§ **EXERCISE BRIEF**
Take all the material and copy it exactly.
==========
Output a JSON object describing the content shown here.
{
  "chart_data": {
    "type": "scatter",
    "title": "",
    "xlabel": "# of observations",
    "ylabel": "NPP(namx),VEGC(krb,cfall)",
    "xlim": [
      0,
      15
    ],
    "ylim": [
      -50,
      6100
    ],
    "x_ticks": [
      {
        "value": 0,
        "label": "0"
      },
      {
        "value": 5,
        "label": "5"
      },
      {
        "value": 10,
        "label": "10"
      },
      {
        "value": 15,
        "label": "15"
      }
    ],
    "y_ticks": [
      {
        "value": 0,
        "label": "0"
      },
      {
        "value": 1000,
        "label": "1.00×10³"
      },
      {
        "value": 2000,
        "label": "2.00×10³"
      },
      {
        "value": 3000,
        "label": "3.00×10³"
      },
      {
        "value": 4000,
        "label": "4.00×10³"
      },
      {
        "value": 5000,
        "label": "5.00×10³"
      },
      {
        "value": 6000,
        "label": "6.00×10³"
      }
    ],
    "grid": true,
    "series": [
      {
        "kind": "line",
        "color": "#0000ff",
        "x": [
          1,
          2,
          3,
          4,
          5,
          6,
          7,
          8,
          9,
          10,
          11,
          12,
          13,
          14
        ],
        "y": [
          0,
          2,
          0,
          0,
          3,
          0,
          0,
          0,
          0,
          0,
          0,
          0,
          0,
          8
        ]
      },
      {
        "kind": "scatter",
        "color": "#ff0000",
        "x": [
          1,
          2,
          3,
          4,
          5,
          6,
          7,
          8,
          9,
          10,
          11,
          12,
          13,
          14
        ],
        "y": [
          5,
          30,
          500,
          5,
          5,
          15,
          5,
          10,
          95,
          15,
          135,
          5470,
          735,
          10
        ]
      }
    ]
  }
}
==========
§ **OUTPUT**
Output a JSON object describing the content shown here.
{
  "chart_data": {
    "type": "scatter",
    "title": "",
    "xlabel": "# of observations",
    "ylabel": "NPP(namx),VEGC(krb,cfall)",
    "xlim": [
      0,
      15
    ],
    "ylim": [
      -50,
      6100
    ],
    "x_ticks": [
      {
        "value": 0,
        "label": "0"
      },
      {
        "value": 5,
        "label": "5"
      },
      {
        "value": 10,
        "label": "10"
      },
      {
        "value": 15,
        "label": "15"
      }
    ],
    "y_ticks": [
      {
        "value": 0,
        "label": "0"
      },
      {
        "value": 1000,
        "label": "1.00×10³"
      },
      {
        "value": 2000,
        "label": "2.00×10³"
      },
      {
        "value": 3000,
        "label": "3.00×10³"
      },
      {
        "value": 4000,
        "label": "4.00×10³"
      },
      {
        "value": 5000,
        "label": "5.00×10³"
      },
      {
        "value": 6000,
        "label": "6.00×10³"
      }
    ],
    "grid": true,
    "series": [
      {
        "kind": "line",
        "color": "#0000ff",
        "x": [
          1,
          2,
          3,
          4,
          5,
          6,
          7,
          8,
          9,
          10,
          11,
          12,
          13,
          14
        ],
        "y": [
          0,
          2,
          0,
          0,
          3,
          0,
          0,
          0,
          0,
          0,
          0,
          0,
          0,
          8
        ]
      },
      {
        "kind": "scatter",
        "color": "#ff0000",
        "x": [
          1,
          2,
          3,
          4,
          5,
          6,
          7,
          8,
          9,
          10,
          11,
          12,
          13,
          14
        ],
        "y": [
          5,
          30,
          500,
          5,
          5,
          15,
          5,
          10,
          95,
          15,
          135,
          5470,
          735,
          10
        ]
      }
    ]
  }
}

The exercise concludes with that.